* _Exercise material_
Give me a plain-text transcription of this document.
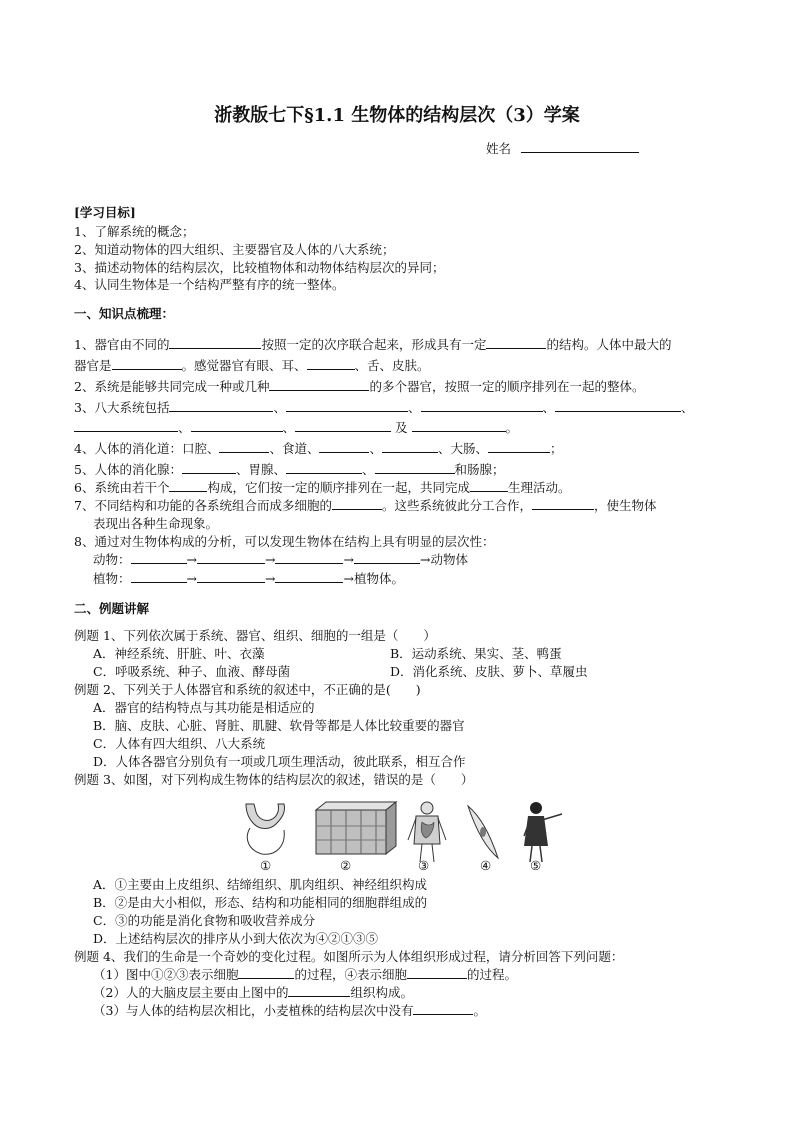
浙教版七下§1.1 生物体的结构层次（3）学案
姓名
[学习目标]
1、了解系统的概念；
2、知道动物体的四大组织、主要器官及人体的八大系统；
3、描述动物体的结构层次，比较植物体和动物体结构层次的异同；
4、认同生物体是一个结构严整有序的统一整体。
一、知识点梳理：
1、器官由不同的	按照一定的次序联合起来，形成具有一定	的结构。人体中最大的
器官是	。感觉器官有眼、耳、	、舌、皮肤。
2、系统是能够共同完成一种或几种	的多个器官，按照一定的顺序排列在一起的整体。
3、八大系统包括	、	、	、	、
、	、	及	。
4、人体的消化道：口腔、	、食道、	、	、大肠、	；
5、人体的消化腺：	、胃腺、	、	和肠腺；
6、系统由若干个	构成，它们按一定的顺序排列在一起，共同完成	生理活动。
7、不同结构和功能的各系统组合而成多细胞的	。这些系统彼此分工合作，	，使生物体
表现出各种生命现象。
8、通过对生物体构成的分析，可以发现生物体在结构上具有明显的层次性：
动物：	→	→	→	→动物体
植物：	→	→	→植物体。
二、例题讲解
例题 1、下列依次属于系统、器官、组织、细胞的一组是（　　）
A．神经系统、肝脏、叶、衣藻	B．运动系统、果实、茎、鸭蛋
C．呼吸系统、种子、血液、酵母菌	D．消化系统、皮肤、萝卜、草履虫
例题 2、下列关于人体器官和系统的叙述中，不正确的是(　　)
A．器官的结构特点与其功能是相适应的
B．脑、皮肤、心脏、肾脏、肌腱、软骨等都是人体比较重要的器官
C．人体有四大组织、八大系统
D．人体各器官分别负有一项或几项生理活动，彼此联系，相互合作
例题 3、如图，对下列构成生物体的结构层次的叙述，错误的是（　　）
①	②	③	④	⑤
A．①主要由上皮组织、结缔组织、肌肉组织、神经组织构成
B．②是由大小相似，形态、结构和功能相同的细胞群组成的
C．③的功能是消化食物和吸收营养成分
D．上述结构层次的排序从小到大依次为④②①③⑤
例题 4、我们的生命是一个奇妙的变化过程。如图所示为人体组织形成过程，请分析回答下列问题：
（1）图中①②③表示细胞	的过程，④表示细胞	的过程。
（2）人的大脑皮层主要由上图中的	组织构成。
（3）与人体的结构层次相比，小麦植株的结构层次中没有	。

* _Written problem_
Quote each record exactly as it stands, minus the pictures.

* _Written solution_
Give me a plain-text transcription of this document.
浙教版七下§1.1 生物体的结构层次（3）学案
姓名
[学习目标]
1、了解系统的概念；
2、知道动物体的四大组织、主要器官及人体的八大系统；
3、描述动物体的结构层次，比较植物体和动物体结构层次的异同；
4、认同生物体是一个结构严整有序的统一整体。
一、知识点梳理：
1、器官由不同的	按照一定的次序联合起来，形成具有一定	的结构。人体中最大的
器官是	。感觉器官有眼、耳、	、舌、皮肤。
2、系统是能够共同完成一种或几种	的多个器官，按照一定的顺序排列在一起的整体。
3、八大系统包括	、	、	、	、
、	、	及	。
4、人体的消化道：口腔、	、食道、	、	、大肠、	；
5、人体的消化腺：	、胃腺、	、	和肠腺；
6、系统由若干个	构成，它们按一定的顺序排列在一起，共同完成	生理活动。
7、不同结构和功能的各系统组合而成多细胞的	。这些系统彼此分工合作，	，使生物体
表现出各种生命现象。
8、通过对生物体构成的分析，可以发现生物体在结构上具有明显的层次性：
动物：	→	→	→	→动物体
植物：	→	→	→植物体。
二、例题讲解
例题 1、下列依次属于系统、器官、组织、细胞的一组是（　　）
A．神经系统、肝脏、叶、衣藻	B．运动系统、果实、茎、鸭蛋
C．呼吸系统、种子、血液、酵母菌	D．消化系统、皮肤、萝卜、草履虫
例题 2、下列关于人体器官和系统的叙述中，不正确的是(　　)
A．器官的结构特点与其功能是相适应的
B．脑、皮肤、心脏、肾脏、肌腱、软骨等都是人体比较重要的器官
C．人体有四大组织、八大系统
D．人体各器官分别负有一项或几项生理活动，彼此联系，相互合作
例题 3、如图，对下列构成生物体的结构层次的叙述，错误的是（　　）
①	②	③	④	⑤
A．①主要由上皮组织、结缔组织、肌肉组织、神经组织构成
B．②是由大小相似，形态、结构和功能相同的细胞群组成的
C．③的功能是消化食物和吸收营养成分
D．上述结构层次的排序从小到大依次为④②①③⑤
例题 4、我们的生命是一个奇妙的变化过程。如图所示为人体组织形成过程，请分析回答下列问题：
（1）图中①②③表示细胞	的过程，④表示细胞	的过程。
（2）人的大脑皮层主要由上图中的	组织构成。
（3）与人体的结构层次相比，小麦植株的结构层次中没有	。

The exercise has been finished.